[Begin EXERCISE INPUT]
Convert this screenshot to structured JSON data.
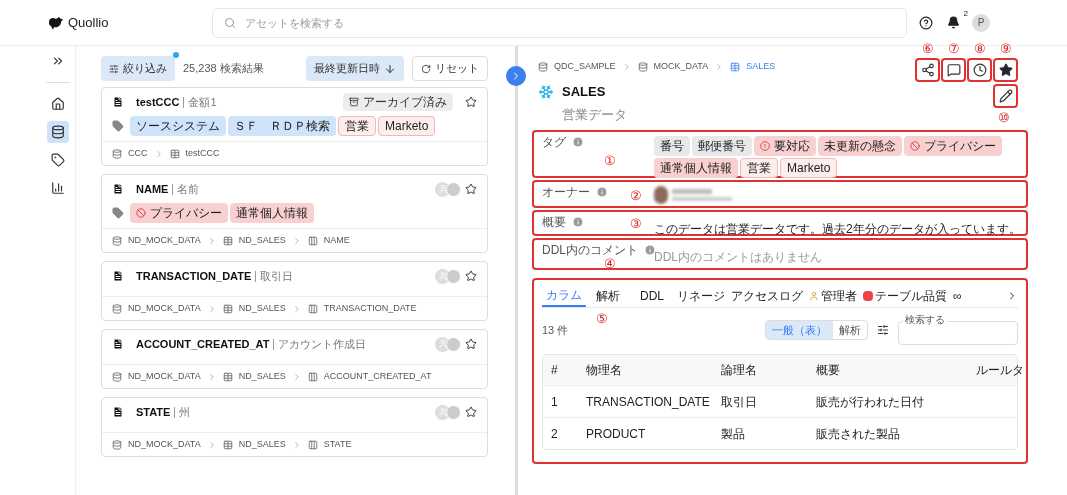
{
  "header": {
    "logo": "Quollio",
    "search": {
      "placeholder": "アセットを検索する"
    },
    "notification_count": "2",
    "avatar": "P"
  },
  "sidebar": {
    "items": [
      {
        "kind": "home",
        "selected": false
      },
      {
        "kind": "database",
        "selected": true
      },
      {
        "kind": "tag",
        "selected": false
      },
      {
        "kind": "chart",
        "selected": false
      }
    ]
  },
  "results": {
    "filter_button": "絞り込み",
    "filter_active": true,
    "count": "25,238 検索結果",
    "sort_button": "最終更新日時",
    "reset_button": "リセット",
    "cards": [
      {
        "title": "testCCC",
        "subtitle": "金額1",
        "badge": "アーカイブ済み",
        "owners": false,
        "starred": false,
        "tags": [
          {
            "label": "ソースシステム",
            "kind": "plain",
            "color": "#cfe3fb"
          },
          {
            "label": "ＳＦ　ＲＤＰ検索",
            "kind": "plain",
            "color": "#cfe3fb"
          },
          {
            "label": "営業",
            "kind": "outline",
            "color": "#fdeeee"
          },
          {
            "label": "Marketo",
            "kind": "outline",
            "color": "#fdeeee"
          }
        ],
        "path": [
          {
            "kind": "database",
            "label": "CCC"
          },
          {
            "kind": "table",
            "label": "testCCC"
          }
        ]
      },
      {
        "title": "NAME",
        "subtitle": "名前",
        "owners": true,
        "starred": false,
        "tags": [
          {
            "label": "プライバシー",
            "kind": "privacy",
            "color": "#f9d0d0"
          },
          {
            "label": "通常個人情報",
            "kind": "plain",
            "color": "#f9d0d0"
          }
        ],
        "path": [
          {
            "kind": "database",
            "label": "ND_MOCK_DATA"
          },
          {
            "kind": "table",
            "label": "ND_SALES"
          },
          {
            "kind": "column",
            "label": "NAME"
          }
        ]
      },
      {
        "title": "TRANSACTION_DATE",
        "subtitle": "取引日",
        "owners": true,
        "starred": false,
        "path": [
          {
            "kind": "database",
            "label": "ND_MOCK_DATA"
          },
          {
            "kind": "table",
            "label": "ND_SALES"
          },
          {
            "kind": "column",
            "label": "TRANSACTION_DATE"
          }
        ]
      },
      {
        "title": "ACCOUNT_CREATED_AT",
        "subtitle": "アカウント作成日",
        "owners": true,
        "starred": false,
        "path": [
          {
            "kind": "database",
            "label": "ND_MOCK_DATA"
          },
          {
            "kind": "table",
            "label": "ND_SALES"
          },
          {
            "kind": "column",
            "label": "ACCOUNT_CREATED_AT"
          }
        ]
      },
      {
        "title": "STATE",
        "subtitle": "州",
        "owners": true,
        "starred": false,
        "path": [
          {
            "kind": "database",
            "label": "ND_MOCK_DATA"
          },
          {
            "kind": "table",
            "label": "ND_SALES"
          },
          {
            "kind": "column",
            "label": "STATE"
          }
        ]
      }
    ]
  },
  "detail": {
    "breadcrumb": [
      {
        "kind": "database",
        "label": "QDC_SAMPLE",
        "selected": false
      },
      {
        "kind": "database",
        "label": "MOCK_DATA",
        "selected": false
      },
      {
        "kind": "table",
        "label": "SALES",
        "selected": true
      }
    ],
    "actions": [
      {
        "kind": "share",
        "annotation": "⑥"
      },
      {
        "kind": "comment",
        "annotation": "⑦"
      },
      {
        "kind": "history",
        "annotation": "⑧"
      },
      {
        "kind": "star",
        "annotation": "⑨",
        "on": true
      }
    ],
    "edit_annotation": "⑩",
    "title": "SALES",
    "subtitle": "営業データ",
    "tags_section": {
      "label": "タグ",
      "annotation": "①",
      "tags": [
        {
          "label": "番号",
          "kind": "plain",
          "color": "#e8e8ea"
        },
        {
          "label": "郵便番号",
          "kind": "plain",
          "color": "#e8e8ea"
        },
        {
          "label": "要対応",
          "kind": "alert",
          "color": "#f9d0d0"
        },
        {
          "label": "未更新の懸念",
          "kind": "plain",
          "color": "#f9d0d0"
        },
        {
          "label": "プライバシー",
          "kind": "privacy",
          "color": "#f9d0d0"
        },
        {
          "label": "通常個人情報",
          "kind": "plain",
          "color": "#f9d0d0"
        },
        {
          "label": "営業",
          "kind": "outline",
          "color": "#fdeeee"
        },
        {
          "label": "Marketo",
          "kind": "outline",
          "color": "#fdeeee"
        }
      ]
    },
    "owner_section": {
      "label": "オーナー",
      "annotation": "②"
    },
    "summary_section": {
      "label": "概要",
      "annotation": "③",
      "text": "このデータは営業データです。過去2年分のデータが入っています。"
    },
    "ddl_section": {
      "label": "DDL内のコメント",
      "annotation": "④",
      "placeholder": "DDL内のコメントはありません"
    },
    "tabs_section": {
      "annotation": "⑤",
      "tabs": [
        {
          "label": "カラム",
          "kind": "plain",
          "selected": true
        },
        {
          "label": "解析",
          "kind": "plain",
          "selected": false
        },
        {
          "label": "DDL",
          "kind": "plain",
          "selected": false
        },
        {
          "label": "リネージ",
          "kind": "plain",
          "selected": false
        },
        {
          "label": "アクセスログ",
          "kind": "plain",
          "selected": false
        },
        {
          "label": "管理者",
          "kind": "admin",
          "selected": false
        },
        {
          "label": "テーブル品質",
          "kind": "quality",
          "selected": false
        },
        {
          "label": "∞",
          "kind": "plain",
          "selected": false
        }
      ],
      "count": "13 件",
      "views": [
        {
          "label": "一般（表）",
          "selected": true
        },
        {
          "label": "解析",
          "selected": false
        }
      ],
      "search_label": "検索する",
      "table": {
        "columns": [
          "#",
          "物理名",
          "論理名",
          "概要",
          "ルールタ"
        ],
        "rows": [
          [
            "1",
            "TRANSACTION_DATE",
            "取引日",
            "販売が行われた日付",
            ""
          ],
          [
            "2",
            "PRODUCT",
            "製品",
            "販売された製品",
            ""
          ]
        ]
      }
    }
  }
}
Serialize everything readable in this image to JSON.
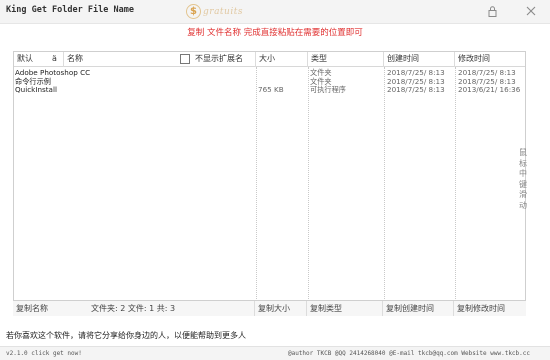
{
  "window": {
    "title": "King Get Folder File Name",
    "logo_badge": "$",
    "logo_text": "gratuits",
    "lock_icon": "lock-icon",
    "close_icon": "close-icon"
  },
  "hint": {
    "text": "复制 文件名称 完成直接粘贴在需要的位置即可",
    "color": "#e03030"
  },
  "table": {
    "headers": {
      "default": "默认",
      "sort_arrow": "ä",
      "name": "名称",
      "hide_ext": "不显示扩展名",
      "size": "大小",
      "type": "类型",
      "created": "创建时间",
      "modified": "修改时间"
    },
    "rows": [
      {
        "name": "Adobe Photoshop CC",
        "size": "",
        "type": "文件夹",
        "created": "2018/7/25/ 8:13",
        "modified": "2018/7/25/ 8:13"
      },
      {
        "name": "命令行示例",
        "size": "",
        "type": "文件夹",
        "created": "2018/7/25/ 8:13",
        "modified": "2018/7/25/ 8:13"
      },
      {
        "name": "QuickInstall",
        "size": "765 KB",
        "type": "可执行程序",
        "created": "2018/7/25/ 8:13",
        "modified": "2013/6/21/ 16:36"
      }
    ],
    "side_hint": "鼠标中键滑动"
  },
  "footer": {
    "copy_name": "复制名称",
    "counts": "文件夹: 2  文件: 1  共: 3",
    "copy_size": "复制大小",
    "copy_type": "复制类型",
    "copy_created": "复制创建时间",
    "copy_modified": "复制修改时间"
  },
  "share_text": "若你喜欢这个软件，请将它分享给你身边的人，以便能帮助到更多人",
  "status": {
    "left": "v2.1.0     click get now!",
    "right": "@author TKCB   @QQ 2414268040   @E-mail tkcb@qq.com   Website www.tkcb.cc"
  }
}
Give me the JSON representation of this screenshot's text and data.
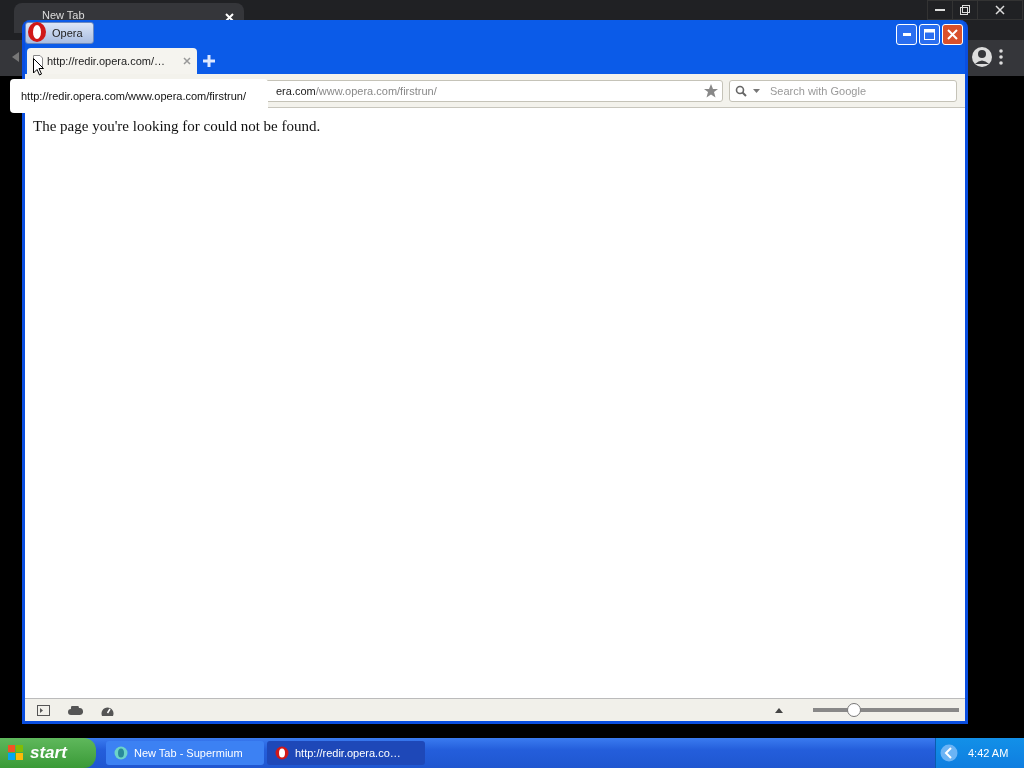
{
  "background_window": {
    "tab": {
      "title": "New Tab"
    }
  },
  "opera_window": {
    "menu_button": "Opera",
    "tabs": [
      {
        "title": "http://redir.opera.com/…",
        "selected": true
      }
    ],
    "address": {
      "host_tail": "era.com",
      "path": "/www.opera.com/firstrun/"
    },
    "search": {
      "placeholder": "Search with Google"
    },
    "tooltip": "http://redir.opera.com/www.opera.com/firstrun/",
    "page": {
      "message": "The page you're looking for could not be found."
    },
    "status_bar": {
      "zoom": {
        "level": 0.28
      }
    }
  },
  "taskbar": {
    "start": "start",
    "tasks": [
      {
        "label": "New Tab - Supermium",
        "selected": false
      },
      {
        "label": "http://redir.opera.co…",
        "selected": true
      }
    ],
    "clock": "4:42 AM"
  }
}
[End EXERCISE INPUT]
**SET EXERCISE**
Gather all lines from the listing above in which "firstrun" occurs.

**SOLUTION FOR THIS EXERCISE**
      "path": "/www.opera.com/firstrun/"
    "tooltip": "http://redir.opera.com/www.opera.com/firstrun/",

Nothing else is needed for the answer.